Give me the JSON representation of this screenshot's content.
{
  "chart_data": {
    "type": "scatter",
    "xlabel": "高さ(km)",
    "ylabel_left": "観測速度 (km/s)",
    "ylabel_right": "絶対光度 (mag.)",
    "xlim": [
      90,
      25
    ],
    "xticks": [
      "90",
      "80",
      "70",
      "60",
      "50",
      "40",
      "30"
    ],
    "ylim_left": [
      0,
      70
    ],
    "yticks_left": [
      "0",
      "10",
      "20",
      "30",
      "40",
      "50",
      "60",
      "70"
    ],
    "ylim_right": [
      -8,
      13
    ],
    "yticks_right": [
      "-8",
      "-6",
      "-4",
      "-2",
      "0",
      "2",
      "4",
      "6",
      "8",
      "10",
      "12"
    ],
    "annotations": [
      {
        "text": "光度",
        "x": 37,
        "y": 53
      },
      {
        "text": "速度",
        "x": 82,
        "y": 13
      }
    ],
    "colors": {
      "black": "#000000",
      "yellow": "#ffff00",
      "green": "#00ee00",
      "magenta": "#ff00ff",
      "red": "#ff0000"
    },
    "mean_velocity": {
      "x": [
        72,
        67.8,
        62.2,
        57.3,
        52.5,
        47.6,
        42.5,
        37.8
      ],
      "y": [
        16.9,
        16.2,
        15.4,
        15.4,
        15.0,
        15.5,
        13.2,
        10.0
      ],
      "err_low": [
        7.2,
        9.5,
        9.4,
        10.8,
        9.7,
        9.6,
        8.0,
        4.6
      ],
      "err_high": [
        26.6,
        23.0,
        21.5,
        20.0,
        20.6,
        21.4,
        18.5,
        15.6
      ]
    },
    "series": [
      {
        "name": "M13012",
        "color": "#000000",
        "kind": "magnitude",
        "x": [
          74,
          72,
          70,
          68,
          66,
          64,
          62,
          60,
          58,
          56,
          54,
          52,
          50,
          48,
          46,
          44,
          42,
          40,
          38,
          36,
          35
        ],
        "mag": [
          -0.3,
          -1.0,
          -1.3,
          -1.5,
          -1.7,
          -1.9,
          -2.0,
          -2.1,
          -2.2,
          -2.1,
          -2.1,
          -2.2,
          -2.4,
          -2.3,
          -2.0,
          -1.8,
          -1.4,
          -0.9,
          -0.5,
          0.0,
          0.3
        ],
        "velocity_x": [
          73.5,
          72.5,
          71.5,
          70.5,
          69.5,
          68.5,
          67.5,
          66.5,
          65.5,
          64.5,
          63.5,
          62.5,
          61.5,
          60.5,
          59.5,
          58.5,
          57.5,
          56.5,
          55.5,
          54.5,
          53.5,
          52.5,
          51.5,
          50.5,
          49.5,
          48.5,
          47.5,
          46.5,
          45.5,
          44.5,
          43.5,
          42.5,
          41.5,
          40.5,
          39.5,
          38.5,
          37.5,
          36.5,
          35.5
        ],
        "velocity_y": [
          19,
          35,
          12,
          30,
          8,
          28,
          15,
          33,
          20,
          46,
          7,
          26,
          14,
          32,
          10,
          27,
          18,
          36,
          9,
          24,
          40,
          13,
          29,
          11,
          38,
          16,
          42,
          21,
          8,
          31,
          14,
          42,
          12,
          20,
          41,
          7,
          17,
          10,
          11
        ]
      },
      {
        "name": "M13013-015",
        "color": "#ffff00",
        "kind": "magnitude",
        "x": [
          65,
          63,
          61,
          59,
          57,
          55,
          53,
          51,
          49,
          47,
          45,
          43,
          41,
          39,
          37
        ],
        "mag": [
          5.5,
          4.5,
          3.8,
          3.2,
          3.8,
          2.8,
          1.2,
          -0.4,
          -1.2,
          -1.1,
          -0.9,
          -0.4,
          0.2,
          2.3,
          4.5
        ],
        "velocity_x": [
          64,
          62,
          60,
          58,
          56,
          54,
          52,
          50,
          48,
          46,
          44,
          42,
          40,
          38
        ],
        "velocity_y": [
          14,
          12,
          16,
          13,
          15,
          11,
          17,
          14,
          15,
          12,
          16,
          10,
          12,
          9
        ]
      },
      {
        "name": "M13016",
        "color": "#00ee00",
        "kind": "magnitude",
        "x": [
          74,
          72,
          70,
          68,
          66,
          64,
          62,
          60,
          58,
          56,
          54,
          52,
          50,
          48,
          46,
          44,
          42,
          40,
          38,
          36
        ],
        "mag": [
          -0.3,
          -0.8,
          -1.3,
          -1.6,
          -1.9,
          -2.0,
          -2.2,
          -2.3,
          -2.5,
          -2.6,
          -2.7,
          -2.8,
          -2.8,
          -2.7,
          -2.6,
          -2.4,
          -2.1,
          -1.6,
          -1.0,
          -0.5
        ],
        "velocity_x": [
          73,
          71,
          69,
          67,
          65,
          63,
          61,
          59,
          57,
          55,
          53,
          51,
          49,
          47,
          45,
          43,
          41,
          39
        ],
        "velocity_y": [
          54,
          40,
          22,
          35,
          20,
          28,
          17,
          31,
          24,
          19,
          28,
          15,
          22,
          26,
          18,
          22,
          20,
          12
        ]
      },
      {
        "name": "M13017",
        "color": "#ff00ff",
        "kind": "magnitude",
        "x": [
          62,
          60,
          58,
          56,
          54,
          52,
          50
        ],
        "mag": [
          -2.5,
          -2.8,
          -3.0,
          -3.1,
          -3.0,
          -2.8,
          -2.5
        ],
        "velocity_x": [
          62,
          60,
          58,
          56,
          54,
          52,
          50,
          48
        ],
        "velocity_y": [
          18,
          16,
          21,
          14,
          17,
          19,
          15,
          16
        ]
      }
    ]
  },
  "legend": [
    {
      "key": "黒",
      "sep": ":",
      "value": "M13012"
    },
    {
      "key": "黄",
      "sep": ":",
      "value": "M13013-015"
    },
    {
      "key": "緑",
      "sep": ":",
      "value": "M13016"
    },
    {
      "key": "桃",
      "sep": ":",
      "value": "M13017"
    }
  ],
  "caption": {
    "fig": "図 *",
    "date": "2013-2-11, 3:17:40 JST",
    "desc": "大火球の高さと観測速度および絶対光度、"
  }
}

(Your objective) Filter the entries above down to the lines containing the word "value".

(Result of the task)
      "value": "M13012"
      "value": "M13013-015"
      "value": "M13016"
      "value": "M13017"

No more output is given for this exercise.